**WORK TO DO:** Arrange the lines of the listing from the line containing "extract all elements" through the line containing "cube-icon [109, 67, 135, 94]", inclusive, as a numbered list with blank lines omitted.

**EXERCISE MATERIALS:**
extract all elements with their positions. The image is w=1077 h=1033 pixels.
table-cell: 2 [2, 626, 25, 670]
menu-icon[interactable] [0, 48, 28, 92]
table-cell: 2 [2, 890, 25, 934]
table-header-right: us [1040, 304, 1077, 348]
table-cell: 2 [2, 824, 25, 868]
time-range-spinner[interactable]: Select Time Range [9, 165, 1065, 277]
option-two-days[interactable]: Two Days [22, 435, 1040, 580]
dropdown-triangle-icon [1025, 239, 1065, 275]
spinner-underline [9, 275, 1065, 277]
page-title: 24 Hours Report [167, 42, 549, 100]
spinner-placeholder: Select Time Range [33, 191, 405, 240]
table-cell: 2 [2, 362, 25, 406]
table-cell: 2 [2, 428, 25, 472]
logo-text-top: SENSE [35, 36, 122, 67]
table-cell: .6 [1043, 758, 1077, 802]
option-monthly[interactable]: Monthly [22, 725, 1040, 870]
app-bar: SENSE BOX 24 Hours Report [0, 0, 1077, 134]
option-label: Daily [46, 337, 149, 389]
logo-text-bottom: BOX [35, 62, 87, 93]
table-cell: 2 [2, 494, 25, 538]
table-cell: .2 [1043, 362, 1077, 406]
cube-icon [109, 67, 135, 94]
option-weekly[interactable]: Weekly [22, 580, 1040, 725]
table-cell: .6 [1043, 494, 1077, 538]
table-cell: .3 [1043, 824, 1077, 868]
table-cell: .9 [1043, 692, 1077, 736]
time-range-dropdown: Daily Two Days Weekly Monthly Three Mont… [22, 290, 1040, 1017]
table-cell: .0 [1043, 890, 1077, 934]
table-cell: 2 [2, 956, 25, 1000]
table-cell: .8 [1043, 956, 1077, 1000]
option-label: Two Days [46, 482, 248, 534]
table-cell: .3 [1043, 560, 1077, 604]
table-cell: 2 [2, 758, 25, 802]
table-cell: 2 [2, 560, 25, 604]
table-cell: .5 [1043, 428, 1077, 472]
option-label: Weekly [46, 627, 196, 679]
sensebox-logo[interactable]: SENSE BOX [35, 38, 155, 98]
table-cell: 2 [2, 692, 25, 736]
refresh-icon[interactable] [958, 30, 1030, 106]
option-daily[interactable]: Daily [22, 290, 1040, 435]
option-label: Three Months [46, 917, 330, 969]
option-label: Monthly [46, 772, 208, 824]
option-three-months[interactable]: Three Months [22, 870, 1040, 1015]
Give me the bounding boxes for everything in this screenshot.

--

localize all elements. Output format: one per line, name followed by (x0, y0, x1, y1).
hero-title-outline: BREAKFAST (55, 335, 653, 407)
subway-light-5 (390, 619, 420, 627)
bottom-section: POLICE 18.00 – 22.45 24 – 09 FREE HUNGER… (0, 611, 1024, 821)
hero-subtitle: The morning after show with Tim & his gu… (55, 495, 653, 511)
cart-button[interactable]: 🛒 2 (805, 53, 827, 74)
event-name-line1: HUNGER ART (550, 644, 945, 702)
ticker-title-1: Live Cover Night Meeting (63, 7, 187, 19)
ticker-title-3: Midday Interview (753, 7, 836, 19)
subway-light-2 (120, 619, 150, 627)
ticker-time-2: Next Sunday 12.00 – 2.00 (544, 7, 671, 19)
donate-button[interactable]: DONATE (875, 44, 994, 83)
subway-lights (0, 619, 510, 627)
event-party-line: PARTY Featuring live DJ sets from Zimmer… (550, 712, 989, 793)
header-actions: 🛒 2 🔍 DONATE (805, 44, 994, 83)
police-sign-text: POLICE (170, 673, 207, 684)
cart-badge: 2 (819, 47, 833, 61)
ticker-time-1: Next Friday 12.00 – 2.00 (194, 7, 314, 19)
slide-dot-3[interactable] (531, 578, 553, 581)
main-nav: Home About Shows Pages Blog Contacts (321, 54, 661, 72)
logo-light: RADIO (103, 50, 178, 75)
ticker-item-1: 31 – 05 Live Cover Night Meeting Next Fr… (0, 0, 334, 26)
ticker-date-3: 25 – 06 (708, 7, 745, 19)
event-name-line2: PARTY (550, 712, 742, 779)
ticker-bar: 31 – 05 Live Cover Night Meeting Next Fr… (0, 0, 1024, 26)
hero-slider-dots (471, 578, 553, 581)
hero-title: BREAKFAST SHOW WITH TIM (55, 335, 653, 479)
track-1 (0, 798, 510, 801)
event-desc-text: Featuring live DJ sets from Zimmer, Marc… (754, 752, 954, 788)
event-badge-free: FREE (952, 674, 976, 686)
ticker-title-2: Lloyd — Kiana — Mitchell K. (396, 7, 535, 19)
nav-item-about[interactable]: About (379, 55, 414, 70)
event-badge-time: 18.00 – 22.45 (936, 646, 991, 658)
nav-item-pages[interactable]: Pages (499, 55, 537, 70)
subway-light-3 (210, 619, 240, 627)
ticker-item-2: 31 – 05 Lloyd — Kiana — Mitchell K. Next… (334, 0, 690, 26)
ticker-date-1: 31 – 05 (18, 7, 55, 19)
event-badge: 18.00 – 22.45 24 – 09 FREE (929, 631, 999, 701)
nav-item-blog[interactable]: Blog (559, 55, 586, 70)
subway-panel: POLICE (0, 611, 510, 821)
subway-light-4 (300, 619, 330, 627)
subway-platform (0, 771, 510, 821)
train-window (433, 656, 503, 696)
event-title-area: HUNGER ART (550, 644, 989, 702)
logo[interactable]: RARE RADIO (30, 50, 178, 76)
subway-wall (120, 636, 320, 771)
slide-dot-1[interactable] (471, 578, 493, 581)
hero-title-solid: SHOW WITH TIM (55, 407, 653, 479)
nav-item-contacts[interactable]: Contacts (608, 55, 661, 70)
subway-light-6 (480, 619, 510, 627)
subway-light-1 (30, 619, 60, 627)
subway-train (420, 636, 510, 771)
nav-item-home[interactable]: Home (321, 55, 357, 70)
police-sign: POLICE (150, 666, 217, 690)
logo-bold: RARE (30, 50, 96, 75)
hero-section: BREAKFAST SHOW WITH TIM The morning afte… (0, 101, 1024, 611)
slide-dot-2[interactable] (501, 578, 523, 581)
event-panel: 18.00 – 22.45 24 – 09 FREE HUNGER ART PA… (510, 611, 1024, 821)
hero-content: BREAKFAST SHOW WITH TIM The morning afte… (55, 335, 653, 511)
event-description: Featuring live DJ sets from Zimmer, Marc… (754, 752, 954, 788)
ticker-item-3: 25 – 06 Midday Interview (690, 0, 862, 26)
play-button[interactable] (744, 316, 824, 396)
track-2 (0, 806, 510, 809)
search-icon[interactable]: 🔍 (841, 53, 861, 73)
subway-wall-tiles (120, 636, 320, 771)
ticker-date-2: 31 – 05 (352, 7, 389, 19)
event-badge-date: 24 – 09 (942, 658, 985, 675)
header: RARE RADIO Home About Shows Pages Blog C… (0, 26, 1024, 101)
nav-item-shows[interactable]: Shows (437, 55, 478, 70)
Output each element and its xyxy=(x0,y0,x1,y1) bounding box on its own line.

**ANSWER TO THIS PROBLEM:**
1. extract all elements with their positions. The image is w=1077 h=1033 pixels.
2. table-cell: 2 [2, 626, 25, 670]
3. menu-icon[interactable] [0, 48, 28, 92]
4. table-cell: 2 [2, 890, 25, 934]
5. table-header-right: us [1040, 304, 1077, 348]
6. table-cell: 2 [2, 824, 25, 868]
7. time-range-spinner[interactable]: Select Time Range [9, 165, 1065, 277]
8. option-two-days[interactable]: Two Days [22, 435, 1040, 580]
9. dropdown-triangle-icon [1025, 239, 1065, 275]
10. spinner-underline [9, 275, 1065, 277]
11. page-title: 24 Hours Report [167, 42, 549, 100]
12. spinner-placeholder: Select Time Range [33, 191, 405, 240]
13. table-cell: 2 [2, 362, 25, 406]
14. table-cell: 2 [2, 428, 25, 472]
15. logo-text-top: SENSE [35, 36, 122, 67]
16. table-cell: .6 [1043, 758, 1077, 802]
17. option-monthly[interactable]: Monthly [22, 725, 1040, 870]
18. app-bar: SENSE BOX 24 Hours Report [0, 0, 1077, 134]
19. option-label: Daily [46, 337, 149, 389]
20. logo-text-bottom: BOX [35, 62, 87, 93]
21. table-cell: 2 [2, 494, 25, 538]
22. table-cell: .2 [1043, 362, 1077, 406]
23. cube-icon [109, 67, 135, 94]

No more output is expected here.